YOUR TASK =>
For the entries below, how many lines include the word "genuit"? Give the figure and nothing more.

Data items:
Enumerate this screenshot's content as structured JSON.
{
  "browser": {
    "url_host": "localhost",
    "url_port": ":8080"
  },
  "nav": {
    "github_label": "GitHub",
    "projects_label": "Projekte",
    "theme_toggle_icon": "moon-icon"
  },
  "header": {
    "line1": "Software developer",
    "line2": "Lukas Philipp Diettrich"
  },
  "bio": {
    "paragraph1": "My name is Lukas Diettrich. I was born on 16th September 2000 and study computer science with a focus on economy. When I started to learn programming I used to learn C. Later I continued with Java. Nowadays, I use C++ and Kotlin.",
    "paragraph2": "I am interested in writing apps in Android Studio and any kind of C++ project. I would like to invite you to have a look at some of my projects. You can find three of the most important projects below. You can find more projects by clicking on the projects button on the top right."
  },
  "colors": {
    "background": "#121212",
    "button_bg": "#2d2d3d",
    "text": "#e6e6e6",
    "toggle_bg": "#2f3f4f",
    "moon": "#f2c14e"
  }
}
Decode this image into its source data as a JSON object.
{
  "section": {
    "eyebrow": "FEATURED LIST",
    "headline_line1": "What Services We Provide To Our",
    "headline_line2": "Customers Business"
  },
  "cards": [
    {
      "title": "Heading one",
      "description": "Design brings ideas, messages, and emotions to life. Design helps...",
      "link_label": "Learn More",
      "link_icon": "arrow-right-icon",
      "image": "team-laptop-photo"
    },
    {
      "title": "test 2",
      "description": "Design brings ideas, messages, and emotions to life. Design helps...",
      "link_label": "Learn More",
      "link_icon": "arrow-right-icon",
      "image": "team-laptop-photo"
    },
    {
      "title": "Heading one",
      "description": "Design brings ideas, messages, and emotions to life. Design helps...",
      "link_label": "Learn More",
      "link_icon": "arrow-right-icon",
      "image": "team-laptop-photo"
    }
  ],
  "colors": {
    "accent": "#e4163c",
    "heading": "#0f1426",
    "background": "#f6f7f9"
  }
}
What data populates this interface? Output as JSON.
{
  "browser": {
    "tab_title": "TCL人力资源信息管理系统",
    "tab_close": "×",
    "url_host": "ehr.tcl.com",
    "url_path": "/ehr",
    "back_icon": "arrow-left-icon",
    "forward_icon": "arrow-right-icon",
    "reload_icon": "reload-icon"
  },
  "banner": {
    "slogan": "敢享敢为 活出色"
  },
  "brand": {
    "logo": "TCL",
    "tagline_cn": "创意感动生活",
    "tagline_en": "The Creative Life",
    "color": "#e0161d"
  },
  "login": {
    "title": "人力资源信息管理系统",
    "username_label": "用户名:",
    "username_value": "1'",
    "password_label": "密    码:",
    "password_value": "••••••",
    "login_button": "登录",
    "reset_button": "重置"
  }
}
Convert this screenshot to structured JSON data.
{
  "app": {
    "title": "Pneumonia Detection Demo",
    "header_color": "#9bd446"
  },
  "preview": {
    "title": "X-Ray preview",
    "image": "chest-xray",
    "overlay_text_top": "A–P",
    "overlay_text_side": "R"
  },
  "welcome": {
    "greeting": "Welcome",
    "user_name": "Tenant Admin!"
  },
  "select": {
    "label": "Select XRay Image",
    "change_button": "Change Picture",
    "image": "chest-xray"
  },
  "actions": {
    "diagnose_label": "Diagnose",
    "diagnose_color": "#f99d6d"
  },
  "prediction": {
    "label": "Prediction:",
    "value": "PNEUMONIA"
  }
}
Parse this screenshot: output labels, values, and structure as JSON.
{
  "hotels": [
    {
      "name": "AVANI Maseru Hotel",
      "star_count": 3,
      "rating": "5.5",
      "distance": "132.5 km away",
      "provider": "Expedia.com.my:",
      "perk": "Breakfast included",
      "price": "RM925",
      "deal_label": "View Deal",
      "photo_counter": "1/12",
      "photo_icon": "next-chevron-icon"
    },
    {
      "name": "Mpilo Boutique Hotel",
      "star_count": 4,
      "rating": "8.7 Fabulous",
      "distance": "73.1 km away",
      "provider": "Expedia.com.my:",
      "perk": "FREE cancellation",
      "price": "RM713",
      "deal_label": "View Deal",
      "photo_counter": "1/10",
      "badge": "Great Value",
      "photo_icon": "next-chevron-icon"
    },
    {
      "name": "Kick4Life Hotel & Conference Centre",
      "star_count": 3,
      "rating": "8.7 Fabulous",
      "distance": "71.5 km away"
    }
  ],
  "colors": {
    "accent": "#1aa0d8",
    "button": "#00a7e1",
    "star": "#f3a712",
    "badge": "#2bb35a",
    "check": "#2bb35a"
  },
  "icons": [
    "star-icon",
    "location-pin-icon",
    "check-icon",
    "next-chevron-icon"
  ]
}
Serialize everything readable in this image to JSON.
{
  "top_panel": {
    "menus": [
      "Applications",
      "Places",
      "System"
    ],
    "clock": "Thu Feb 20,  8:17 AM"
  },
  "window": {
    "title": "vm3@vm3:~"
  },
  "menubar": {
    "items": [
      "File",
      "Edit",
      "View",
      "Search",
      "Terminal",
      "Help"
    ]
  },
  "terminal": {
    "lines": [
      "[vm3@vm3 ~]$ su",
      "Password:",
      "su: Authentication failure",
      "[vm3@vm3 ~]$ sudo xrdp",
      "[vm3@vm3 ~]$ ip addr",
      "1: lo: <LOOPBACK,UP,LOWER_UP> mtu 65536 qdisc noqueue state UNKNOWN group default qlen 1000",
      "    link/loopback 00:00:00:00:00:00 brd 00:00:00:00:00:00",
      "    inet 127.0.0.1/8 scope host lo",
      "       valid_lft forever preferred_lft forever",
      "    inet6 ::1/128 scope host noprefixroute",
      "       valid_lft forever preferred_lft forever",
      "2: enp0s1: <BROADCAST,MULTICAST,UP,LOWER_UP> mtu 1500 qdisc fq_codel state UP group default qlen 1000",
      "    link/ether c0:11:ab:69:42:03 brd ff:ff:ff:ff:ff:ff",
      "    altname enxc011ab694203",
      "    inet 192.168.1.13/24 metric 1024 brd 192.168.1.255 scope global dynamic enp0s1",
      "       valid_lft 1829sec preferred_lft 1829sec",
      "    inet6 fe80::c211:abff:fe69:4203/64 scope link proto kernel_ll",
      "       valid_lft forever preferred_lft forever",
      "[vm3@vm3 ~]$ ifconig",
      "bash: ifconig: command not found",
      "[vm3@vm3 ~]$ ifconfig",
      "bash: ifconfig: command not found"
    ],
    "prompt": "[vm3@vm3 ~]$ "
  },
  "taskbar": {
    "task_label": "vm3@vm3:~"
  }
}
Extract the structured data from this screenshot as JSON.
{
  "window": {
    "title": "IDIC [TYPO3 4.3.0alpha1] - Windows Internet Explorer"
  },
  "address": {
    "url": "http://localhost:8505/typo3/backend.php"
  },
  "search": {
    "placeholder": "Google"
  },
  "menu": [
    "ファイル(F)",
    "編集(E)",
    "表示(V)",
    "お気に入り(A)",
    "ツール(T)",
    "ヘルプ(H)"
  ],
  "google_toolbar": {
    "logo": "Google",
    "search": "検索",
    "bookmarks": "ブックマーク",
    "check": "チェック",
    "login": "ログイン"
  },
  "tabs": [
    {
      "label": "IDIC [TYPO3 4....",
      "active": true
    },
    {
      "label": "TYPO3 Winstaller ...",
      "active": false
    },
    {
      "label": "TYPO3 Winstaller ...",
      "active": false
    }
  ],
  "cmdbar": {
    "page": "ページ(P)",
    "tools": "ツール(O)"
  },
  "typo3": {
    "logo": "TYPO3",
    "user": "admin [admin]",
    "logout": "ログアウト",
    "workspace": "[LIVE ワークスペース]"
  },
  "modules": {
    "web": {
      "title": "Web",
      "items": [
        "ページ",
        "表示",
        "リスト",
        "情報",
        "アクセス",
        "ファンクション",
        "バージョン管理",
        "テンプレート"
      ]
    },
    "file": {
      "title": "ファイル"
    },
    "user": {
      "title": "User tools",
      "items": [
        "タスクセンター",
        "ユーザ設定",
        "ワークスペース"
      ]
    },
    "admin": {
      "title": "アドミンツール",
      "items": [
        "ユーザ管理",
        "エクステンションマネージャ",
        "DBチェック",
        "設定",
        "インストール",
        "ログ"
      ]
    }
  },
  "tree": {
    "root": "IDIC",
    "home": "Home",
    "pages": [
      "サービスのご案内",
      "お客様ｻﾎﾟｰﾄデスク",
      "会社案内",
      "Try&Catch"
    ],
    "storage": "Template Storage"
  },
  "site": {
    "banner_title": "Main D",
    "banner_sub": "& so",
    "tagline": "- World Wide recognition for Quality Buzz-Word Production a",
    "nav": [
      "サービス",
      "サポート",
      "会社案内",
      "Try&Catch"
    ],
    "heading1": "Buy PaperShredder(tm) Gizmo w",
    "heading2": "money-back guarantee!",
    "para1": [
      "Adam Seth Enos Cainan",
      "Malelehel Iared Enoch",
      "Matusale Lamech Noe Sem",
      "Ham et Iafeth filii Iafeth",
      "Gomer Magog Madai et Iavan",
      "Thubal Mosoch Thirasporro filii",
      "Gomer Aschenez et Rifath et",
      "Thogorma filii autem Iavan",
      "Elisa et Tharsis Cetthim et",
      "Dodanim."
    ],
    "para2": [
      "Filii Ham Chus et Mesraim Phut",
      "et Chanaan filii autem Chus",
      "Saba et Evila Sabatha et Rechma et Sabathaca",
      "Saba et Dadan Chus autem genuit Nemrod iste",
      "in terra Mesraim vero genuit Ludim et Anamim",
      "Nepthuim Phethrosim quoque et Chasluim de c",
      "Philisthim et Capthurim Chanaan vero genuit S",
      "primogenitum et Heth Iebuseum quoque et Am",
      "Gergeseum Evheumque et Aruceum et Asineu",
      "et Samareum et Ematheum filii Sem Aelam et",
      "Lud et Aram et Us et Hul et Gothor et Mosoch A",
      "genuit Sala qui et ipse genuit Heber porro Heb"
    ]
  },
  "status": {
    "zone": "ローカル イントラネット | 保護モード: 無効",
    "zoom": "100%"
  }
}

OUTPUT OF THE TASK =>
4